# YOUR GOAL
Copy every line in which the string "也属于本货物的征税范围" occurs.
>> BEGIN
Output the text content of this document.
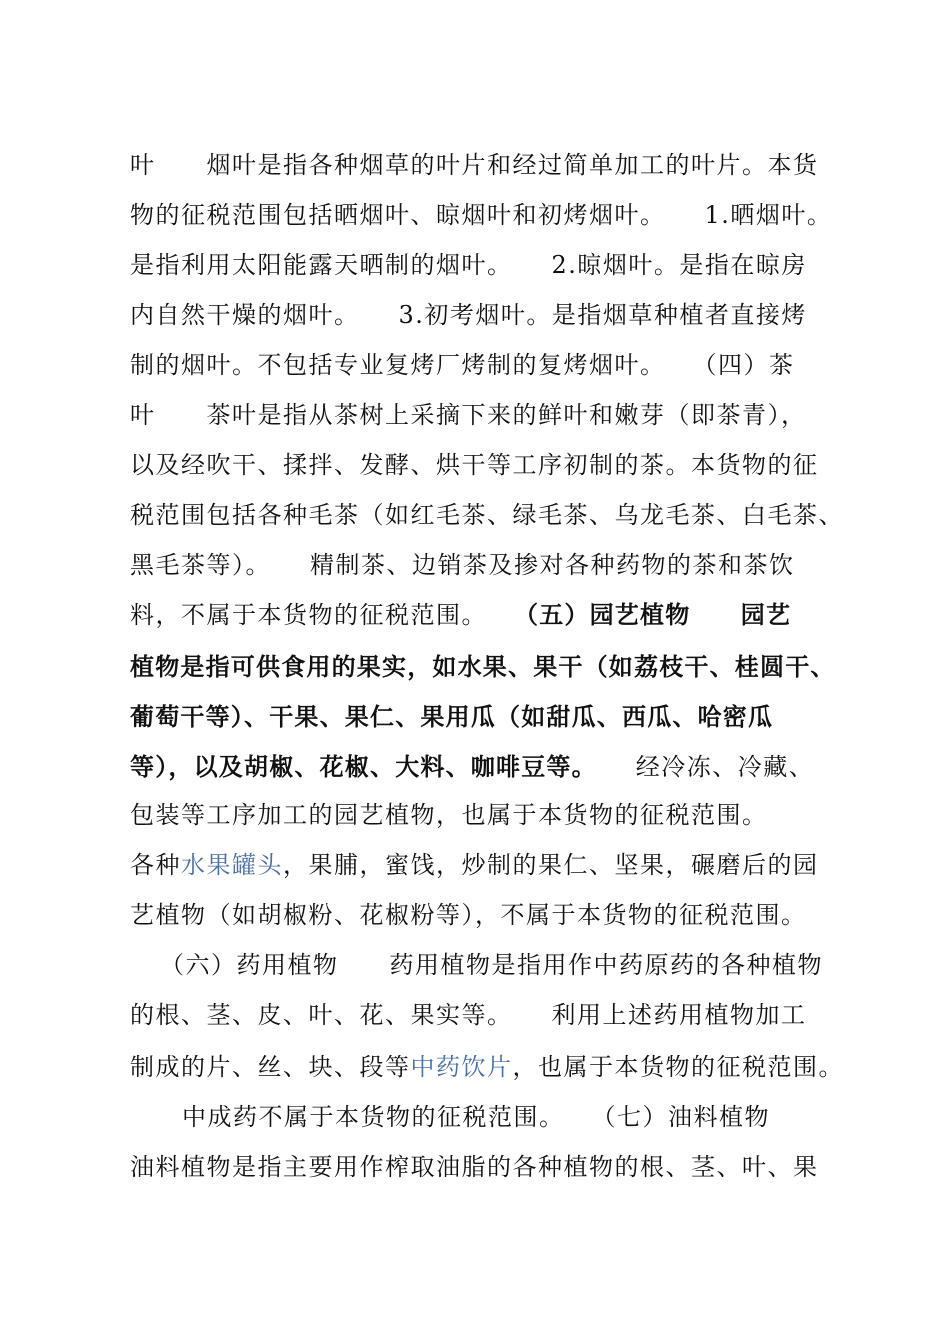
叶　　烟叶是指各种烟草的叶片和经过简单加工的叶片。本货
物的征税范围包括晒烟叶、晾烟叶和初烤烟叶。　　1.晒烟叶。
是指利用太阳能露天晒制的烟叶。　　2.晾烟叶。是指在晾房
内自然干燥的烟叶。　　3.初考烟叶。是指烟草种植者直接烤
制的烟叶。不包括专业复烤厂烤制的复烤烟叶。　　（四）茶
叶　　茶叶是指从茶树上采摘下来的鲜叶和嫩芽（即茶青），
以及经吹干、揉拌、发酵、烘干等工序初制的茶。本货物的征
税范围包括各种毛茶（如红毛茶、绿毛茶、乌龙毛茶、白毛茶、
黑毛茶等）。　　精制茶、边销茶及掺对各种药物的茶和茶饮
料，不属于本货物的征税范围。　　（五）园艺植物　　园艺
植物是指可供食用的果实，如水果、果干（如荔枝干、桂圆干、
葡萄干等）、干果、果仁、果用瓜（如甜瓜、西瓜、哈密瓜
等），以及胡椒、花椒、大料、咖啡豆等。　　经冷冻、冷藏、
包装等工序加工的园艺植物，也属于本货物的征税范围。
各种水果罐头，果脯，蜜饯，炒制的果仁、坚果，碾磨后的园
艺植物（如胡椒粉、花椒粉等），不属于本货物的征税范围。
（六）药用植物　　药用植物是指用作中药原药的各种植物
的根、茎、皮、叶、花、果实等。　　利用上述药用植物加工
制成的片、丝、块、段等中药饮片，也属于本货物的征税范围。
中成药不属于本货物的征税范围。　　（七）油料植物
油料植物是指主要用作榨取油脂的各种植物的根、茎、叶、果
>> END
# CORRECT OUTPUT
包装等工序加工的园艺植物，也属于本货物的征税范围。
制成的片、丝、块、段等中药饮片，也属于本货物的征税范围。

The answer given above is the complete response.